== Required work ==
Spot each line that carries the word "active"; copy those lines.

== Records provided ==
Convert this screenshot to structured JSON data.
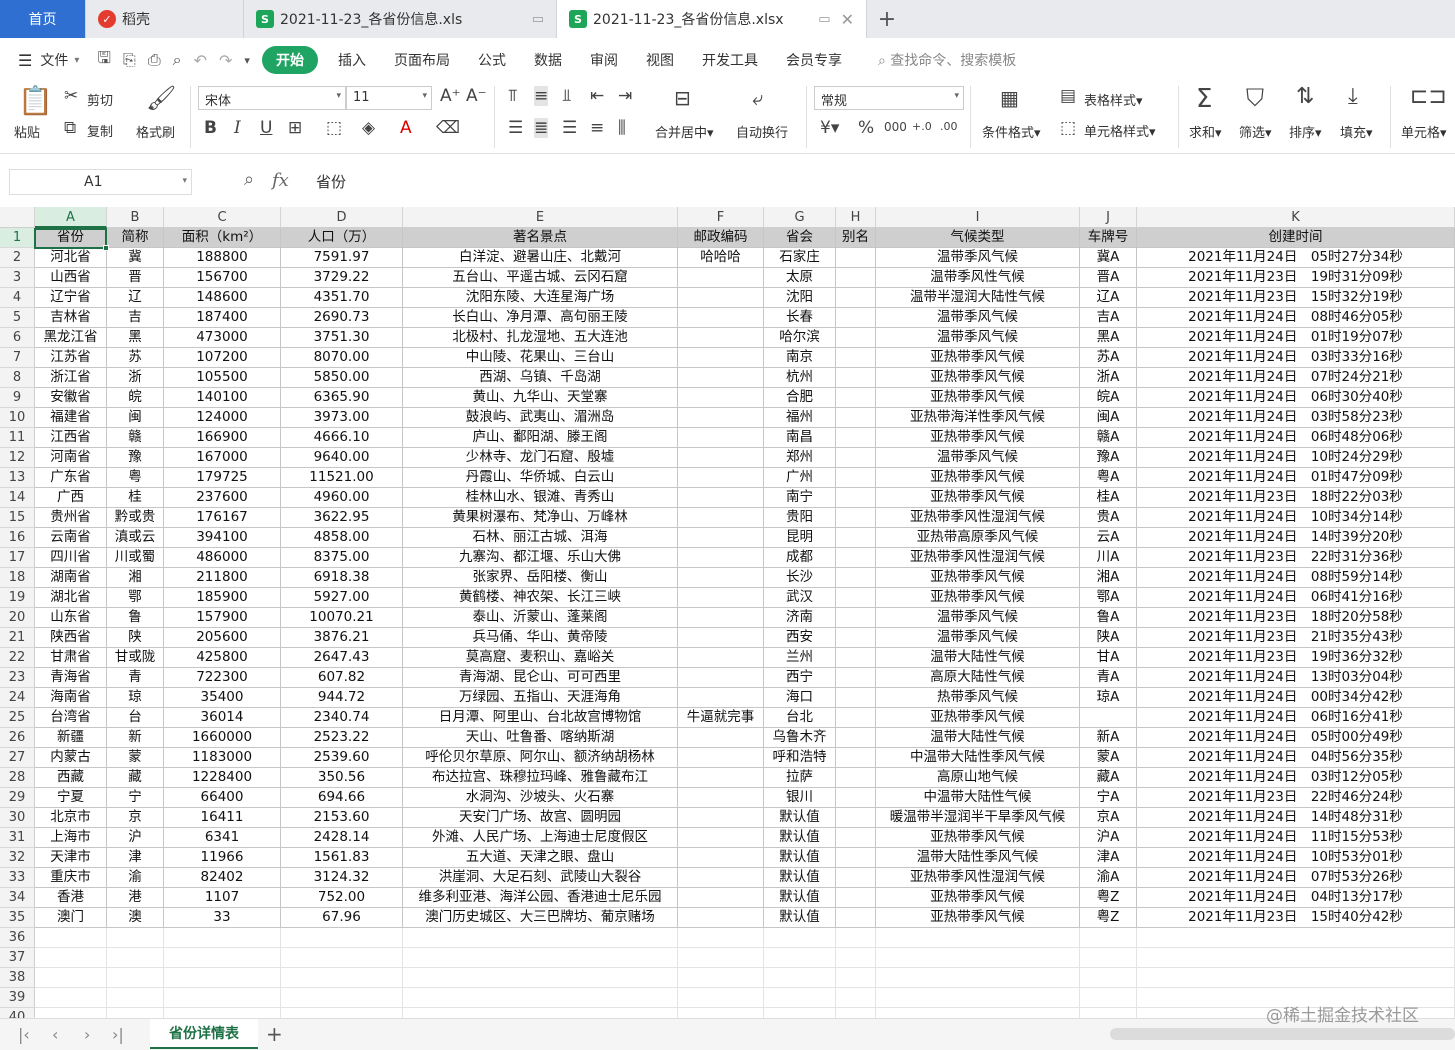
{
  "tabs": {
    "home": "首页",
    "daoke": "稻壳",
    "xls": "2021-11-23_各省份信息.xls",
    "active": "2021-11-23_各省份信息.xlsx",
    "home_color": "#2f6fd1"
  },
  "menu": {
    "file": "文件",
    "items": [
      "开始",
      "插入",
      "页面布局",
      "公式",
      "数据",
      "审阅",
      "视图",
      "开发工具",
      "会员专享"
    ],
    "search": "查找命令、搜索模板",
    "accent": "#1fa463"
  },
  "ribbon": {
    "paste": "粘贴",
    "cut": "剪切",
    "copy": "复制",
    "format_painter": "格式刷",
    "font": "宋体",
    "font_size": "11",
    "merge": "合并居中",
    "wrap": "自动换行",
    "number_format": "常规",
    "cond_format": "条件格式",
    "table_style": "表格样式",
    "cell_style": "单元格样式",
    "sum": "求和",
    "filter": "筛选",
    "sort": "排序",
    "fill": "填充",
    "cell": "单元格"
  },
  "formula_bar": {
    "name_box": "A1",
    "fx": "fx",
    "content": "省份"
  },
  "grid": {
    "columns": [
      "A",
      "B",
      "C",
      "D",
      "E",
      "F",
      "G",
      "H",
      "I",
      "J",
      "K"
    ],
    "header_row": [
      "省份",
      "简称",
      "面积（km²）",
      "人口（万）",
      "著名景点",
      "邮政编码",
      "省会",
      "别名",
      "气候类型",
      "车牌号",
      "创建时间"
    ],
    "rows": [
      [
        "河北省",
        "冀",
        "188800",
        "7591.97",
        "白洋淀、避暑山庄、北戴河",
        "哈哈哈",
        "石家庄",
        "",
        "温带季风气候",
        "冀A",
        "2021年11月24日　05时27分34秒"
      ],
      [
        "山西省",
        "晋",
        "156700",
        "3729.22",
        "五台山、平遥古城、云冈石窟",
        "",
        "太原",
        "",
        "温带季风性气候",
        "晋A",
        "2021年11月23日　19时31分09秒"
      ],
      [
        "辽宁省",
        "辽",
        "148600",
        "4351.70",
        "沈阳东陵、大连星海广场",
        "",
        "沈阳",
        "",
        "温带半湿润大陆性气候",
        "辽A",
        "2021年11月23日　15时32分19秒"
      ],
      [
        "吉林省",
        "吉",
        "187400",
        "2690.73",
        "长白山、净月潭、高句丽王陵",
        "",
        "长春",
        "",
        "温带季风气候",
        "吉A",
        "2021年11月24日　08时46分05秒"
      ],
      [
        "黑龙江省",
        "黑",
        "473000",
        "3751.30",
        "北极村、扎龙湿地、五大连池",
        "",
        "哈尔滨",
        "",
        "温带季风气候",
        "黑A",
        "2021年11月24日　01时19分07秒"
      ],
      [
        "江苏省",
        "苏",
        "107200",
        "8070.00",
        "中山陵、花果山、三台山",
        "",
        "南京",
        "",
        "亚热带季风气候",
        "苏A",
        "2021年11月24日　03时33分16秒"
      ],
      [
        "浙江省",
        "浙",
        "105500",
        "5850.00",
        "西湖、乌镇、千岛湖",
        "",
        "杭州",
        "",
        "亚热带季风气候",
        "浙A",
        "2021年11月24日　07时24分21秒"
      ],
      [
        "安徽省",
        "皖",
        "140100",
        "6365.90",
        "黄山、九华山、天堂寨",
        "",
        "合肥",
        "",
        "亚热带季风气候",
        "皖A",
        "2021年11月24日　06时30分40秒"
      ],
      [
        "福建省",
        "闽",
        "124000",
        "3973.00",
        "鼓浪屿、武夷山、湄洲岛",
        "",
        "福州",
        "",
        "亚热带海洋性季风气候",
        "闽A",
        "2021年11月24日　03时58分23秒"
      ],
      [
        "江西省",
        "赣",
        "166900",
        "4666.10",
        "庐山、鄱阳湖、滕王阁",
        "",
        "南昌",
        "",
        "亚热带季风气候",
        "赣A",
        "2021年11月24日　06时48分06秒"
      ],
      [
        "河南省",
        "豫",
        "167000",
        "9640.00",
        "少林寺、龙门石窟、殷墟",
        "",
        "郑州",
        "",
        "温带季风气候",
        "豫A",
        "2021年11月24日　10时24分29秒"
      ],
      [
        "广东省",
        "粤",
        "179725",
        "11521.00",
        "丹霞山、华侨城、白云山",
        "",
        "广州",
        "",
        "亚热带季风气候",
        "粤A",
        "2021年11月24日　01时47分09秒"
      ],
      [
        "广西",
        "桂",
        "237600",
        "4960.00",
        "桂林山水、银滩、青秀山",
        "",
        "南宁",
        "",
        "亚热带季风气候",
        "桂A",
        "2021年11月23日　18时22分03秒"
      ],
      [
        "贵州省",
        "黔或贵",
        "176167",
        "3622.95",
        "黄果树瀑布、梵净山、万峰林",
        "",
        "贵阳",
        "",
        "亚热带季风性湿润气候",
        "贵A",
        "2021年11月24日　10时34分14秒"
      ],
      [
        "云南省",
        "滇或云",
        "394100",
        "4858.00",
        "石林、丽江古城、洱海",
        "",
        "昆明",
        "",
        "亚热带高原季风气候",
        "云A",
        "2021年11月24日　14时39分20秒"
      ],
      [
        "四川省",
        "川或蜀",
        "486000",
        "8375.00",
        "九寨沟、都江堰、乐山大佛",
        "",
        "成都",
        "",
        "亚热带季风性湿润气候",
        "川A",
        "2021年11月23日　22时31分36秒"
      ],
      [
        "湖南省",
        "湘",
        "211800",
        "6918.38",
        "张家界、岳阳楼、衡山",
        "",
        "长沙",
        "",
        "亚热带季风气候",
        "湘A",
        "2021年11月24日　08时59分14秒"
      ],
      [
        "湖北省",
        "鄂",
        "185900",
        "5927.00",
        "黄鹤楼、神农架、长江三峡",
        "",
        "武汉",
        "",
        "亚热带季风气候",
        "鄂A",
        "2021年11月24日　06时41分16秒"
      ],
      [
        "山东省",
        "鲁",
        "157900",
        "10070.21",
        "泰山、沂蒙山、蓬莱阁",
        "",
        "济南",
        "",
        "温带季风气候",
        "鲁A",
        "2021年11月23日　18时20分58秒"
      ],
      [
        "陕西省",
        "陕",
        "205600",
        "3876.21",
        "兵马俑、华山、黄帝陵",
        "",
        "西安",
        "",
        "温带季风气候",
        "陕A",
        "2021年11月23日　21时35分43秒"
      ],
      [
        "甘肃省",
        "甘或陇",
        "425800",
        "2647.43",
        "莫高窟、麦积山、嘉峪关",
        "",
        "兰州",
        "",
        "温带大陆性气候",
        "甘A",
        "2021年11月23日　19时36分32秒"
      ],
      [
        "青海省",
        "青",
        "722300",
        "607.82",
        "青海湖、昆仑山、可可西里",
        "",
        "西宁",
        "",
        "高原大陆性气候",
        "青A",
        "2021年11月24日　13时03分04秒"
      ],
      [
        "海南省",
        "琼",
        "35400",
        "944.72",
        "万绿园、五指山、天涯海角",
        "",
        "海口",
        "",
        "热带季风气候",
        "琼A",
        "2021年11月24日　00时34分42秒"
      ],
      [
        "台湾省",
        "台",
        "36014",
        "2340.74",
        "日月潭、阿里山、台北故宫博物馆",
        "牛逼就完事",
        "台北",
        "",
        "亚热带季风气候",
        "",
        "2021年11月24日　06时16分41秒"
      ],
      [
        "新疆",
        "新",
        "1660000",
        "2523.22",
        "天山、吐鲁番、喀纳斯湖",
        "",
        "乌鲁木齐",
        "",
        "温带大陆性气候",
        "新A",
        "2021年11月24日　05时00分49秒"
      ],
      [
        "内蒙古",
        "蒙",
        "1183000",
        "2539.60",
        "呼伦贝尔草原、阿尔山、额济纳胡杨林",
        "",
        "呼和浩特",
        "",
        "中温带大陆性季风气候",
        "蒙A",
        "2021年11月24日　04时56分35秒"
      ],
      [
        "西藏",
        "藏",
        "1228400",
        "350.56",
        "布达拉宫、珠穆拉玛峰、雅鲁藏布江",
        "",
        "拉萨",
        "",
        "高原山地气候",
        "藏A",
        "2021年11月24日　03时12分05秒"
      ],
      [
        "宁夏",
        "宁",
        "66400",
        "694.66",
        "水洞沟、沙坡头、火石寨",
        "",
        "银川",
        "",
        "中温带大陆性气候",
        "宁A",
        "2021年11月23日　22时46分24秒"
      ],
      [
        "北京市",
        "京",
        "16411",
        "2153.60",
        "天安门广场、故宫、圆明园",
        "",
        "默认值",
        "",
        "暖温带半湿润半干旱季风气候",
        "京A",
        "2021年11月24日　14时48分31秒"
      ],
      [
        "上海市",
        "沪",
        "6341",
        "2428.14",
        "外滩、人民广场、上海迪士尼度假区",
        "",
        "默认值",
        "",
        "亚热带季风气候",
        "沪A",
        "2021年11月24日　11时15分53秒"
      ],
      [
        "天津市",
        "津",
        "11966",
        "1561.83",
        "五大道、天津之眼、盘山",
        "",
        "默认值",
        "",
        "温带大陆性季风气候",
        "津A",
        "2021年11月24日　10时53分01秒"
      ],
      [
        "重庆市",
        "渝",
        "82402",
        "3124.32",
        "洪崖洞、大足石刻、武陵山大裂谷",
        "",
        "默认值",
        "",
        "亚热带季风性湿润气候",
        "渝A",
        "2021年11月24日　07时53分26秒"
      ],
      [
        "香港",
        "港",
        "1107",
        "752.00",
        "维多利亚港、海洋公园、香港迪士尼乐园",
        "",
        "默认值",
        "",
        "亚热带季风气候",
        "粤Z",
        "2021年11月24日　04时13分17秒"
      ],
      [
        "澳门",
        "澳",
        "33",
        "67.96",
        "澳门历史城区、大三巴牌坊、葡京赌场",
        "",
        "默认值",
        "",
        "亚热带季风气候",
        "粤Z",
        "2021年11月23日　15时40分42秒"
      ]
    ],
    "row_numbers": [
      "1",
      "2",
      "3",
      "4",
      "5",
      "6",
      "7",
      "8",
      "9",
      "10",
      "11",
      "12",
      "13",
      "14",
      "15",
      "16",
      "17",
      "18",
      "19",
      "20",
      "21",
      "22",
      "23",
      "24",
      "25",
      "26",
      "27",
      "28",
      "29",
      "30",
      "31",
      "32",
      "33",
      "34",
      "35",
      "36",
      "37",
      "38",
      "39",
      "40"
    ],
    "selection_color": "#1e7145"
  },
  "sheets": {
    "active": "省份详情表",
    "add": "+"
  },
  "watermark": "@稀土掘金技术社区"
}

== Result of the exercise ==
    "active": "2021-11-23_各省份信息.xlsx",
    "active": "省份详情表",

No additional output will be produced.